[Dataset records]
----
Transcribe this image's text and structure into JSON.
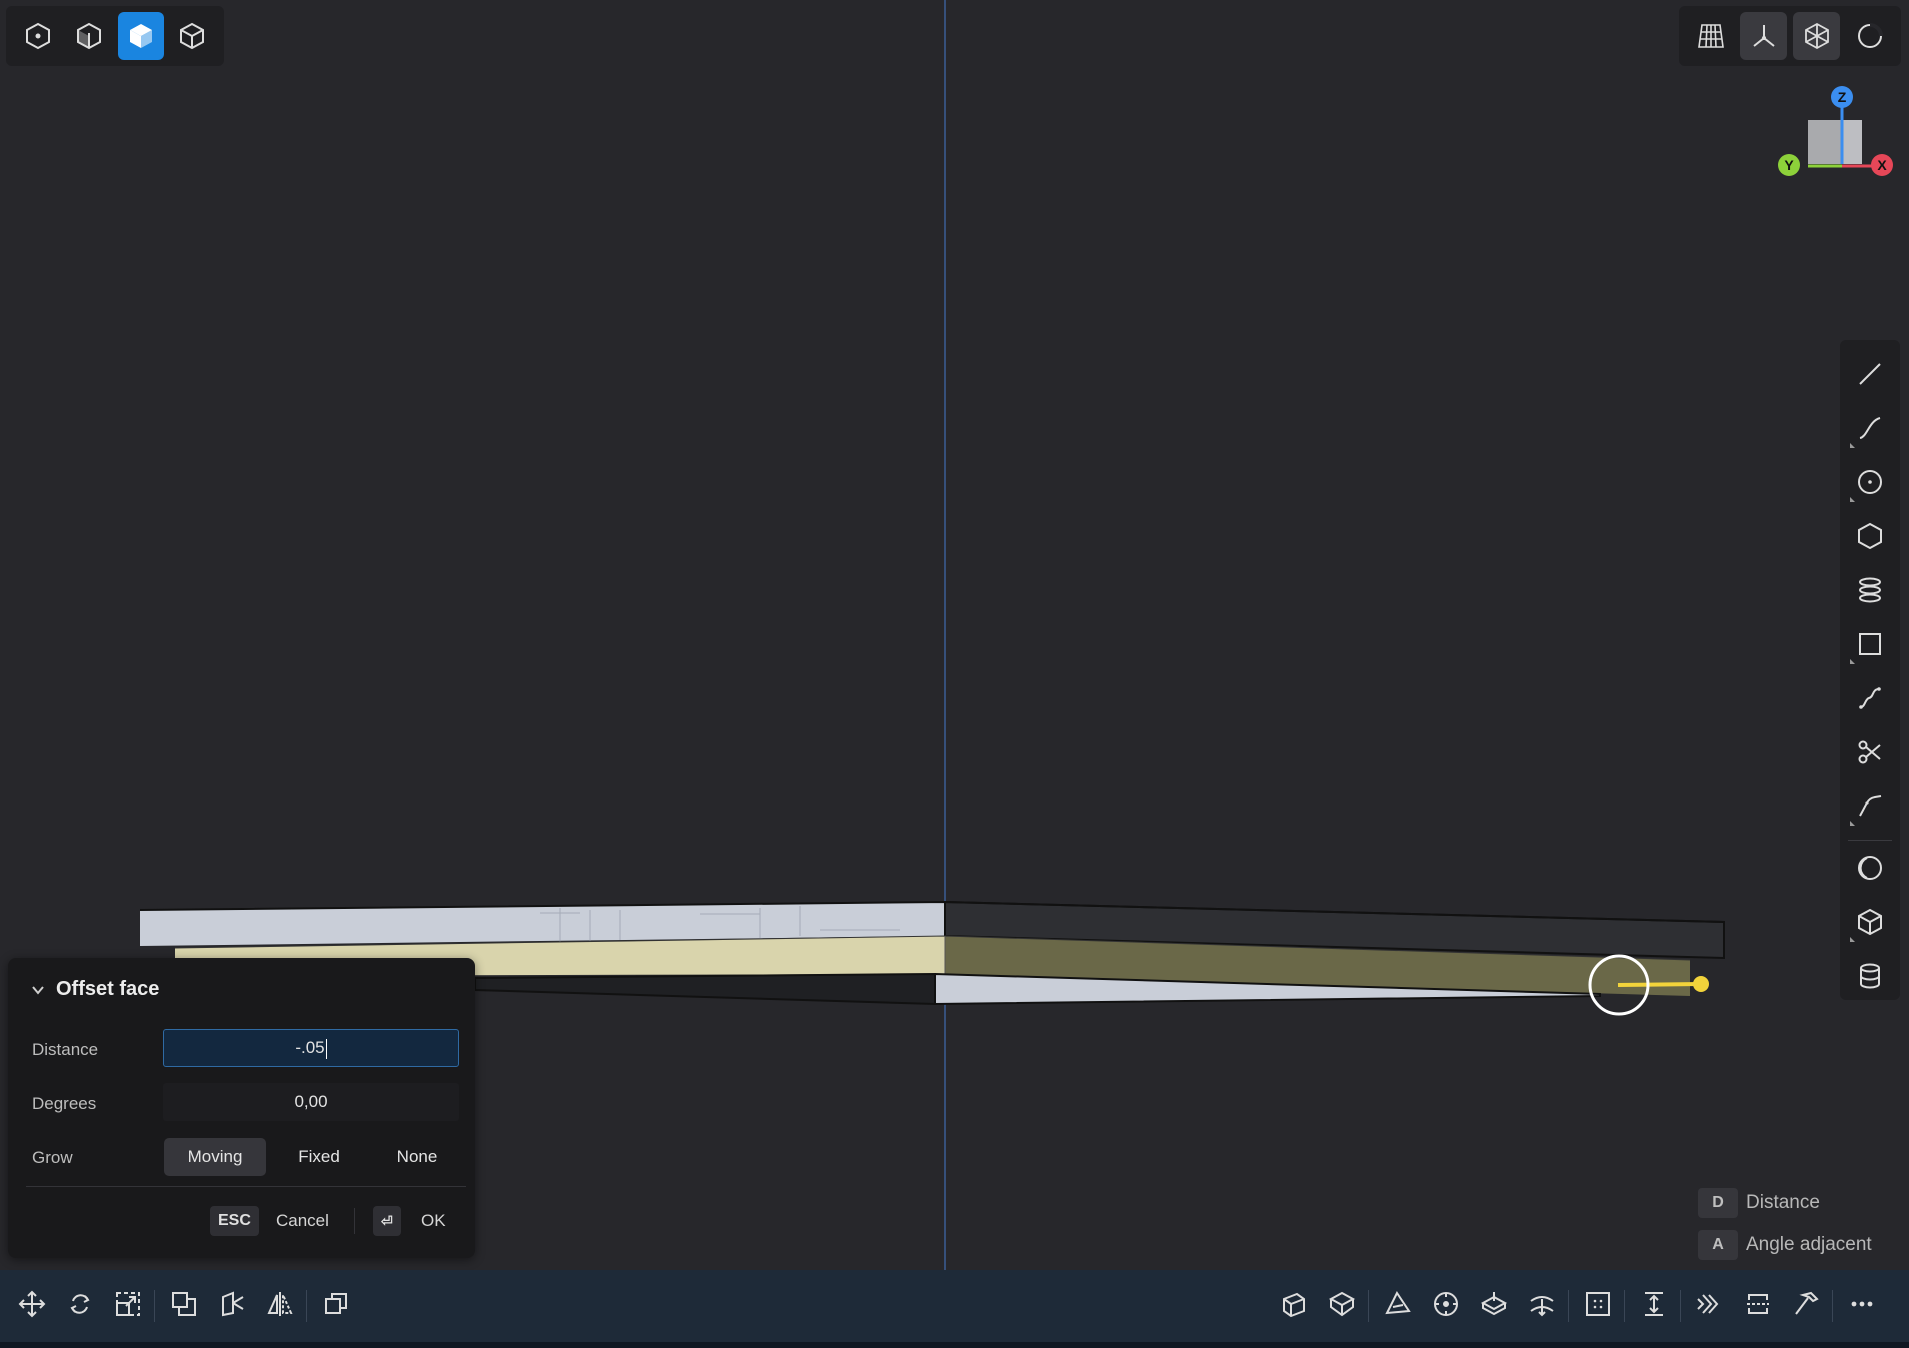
{
  "view_modes": {
    "items": [
      {
        "icon": "point-view-icon"
      },
      {
        "icon": "hidden-line-view-icon"
      },
      {
        "icon": "shaded-view-icon",
        "active": true
      },
      {
        "icon": "wireframe-view-icon"
      }
    ]
  },
  "top_right_tools": [
    {
      "icon": "grid-icon"
    },
    {
      "icon": "axes-icon"
    },
    {
      "icon": "xray-icon"
    },
    {
      "icon": "overlay-icon"
    }
  ],
  "view_cube": {
    "z_label": "Z",
    "y_label": "Y",
    "x_label": "X"
  },
  "offset_panel": {
    "title": "Offset face",
    "distance_label": "Distance",
    "distance_value": "-.05",
    "degrees_label": "Degrees",
    "degrees_value": "0,00",
    "grow_label": "Grow",
    "grow_options": [
      "Moving",
      "Fixed",
      "None"
    ],
    "grow_selected": "Moving",
    "cancel_key": "ESC",
    "cancel_label": "Cancel",
    "ok_key": "⏎",
    "ok_label": "OK"
  },
  "shortcut_hints": [
    {
      "key": "D",
      "label": "Distance"
    },
    {
      "key": "A",
      "label": "Angle adjacent"
    }
  ],
  "colors": {
    "background": "#27272b",
    "accent": "#1a85e0",
    "bottom_bar": "#1e2a38",
    "gizmo": "#f2d33b"
  }
}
----
DIRECTION>
Each line of the data should be quoted exactly, with pictures left out.

THE REPLY>
Transcribe this image's text and structure into JSON.
{
  "view_modes": {
    "items": [
      {
        "icon": "point-view-icon"
      },
      {
        "icon": "hidden-line-view-icon"
      },
      {
        "icon": "shaded-view-icon",
        "active": true
      },
      {
        "icon": "wireframe-view-icon"
      }
    ]
  },
  "top_right_tools": [
    {
      "icon": "grid-icon"
    },
    {
      "icon": "axes-icon"
    },
    {
      "icon": "xray-icon"
    },
    {
      "icon": "overlay-icon"
    }
  ],
  "view_cube": {
    "z_label": "Z",
    "y_label": "Y",
    "x_label": "X"
  },
  "offset_panel": {
    "title": "Offset face",
    "distance_label": "Distance",
    "distance_value": "-.05",
    "degrees_label": "Degrees",
    "degrees_value": "0,00",
    "grow_label": "Grow",
    "grow_options": [
      "Moving",
      "Fixed",
      "None"
    ],
    "grow_selected": "Moving",
    "cancel_key": "ESC",
    "cancel_label": "Cancel",
    "ok_key": "⏎",
    "ok_label": "OK"
  },
  "shortcut_hints": [
    {
      "key": "D",
      "label": "Distance"
    },
    {
      "key": "A",
      "label": "Angle adjacent"
    }
  ],
  "colors": {
    "background": "#27272b",
    "accent": "#1a85e0",
    "bottom_bar": "#1e2a38",
    "gizmo": "#f2d33b"
  }
}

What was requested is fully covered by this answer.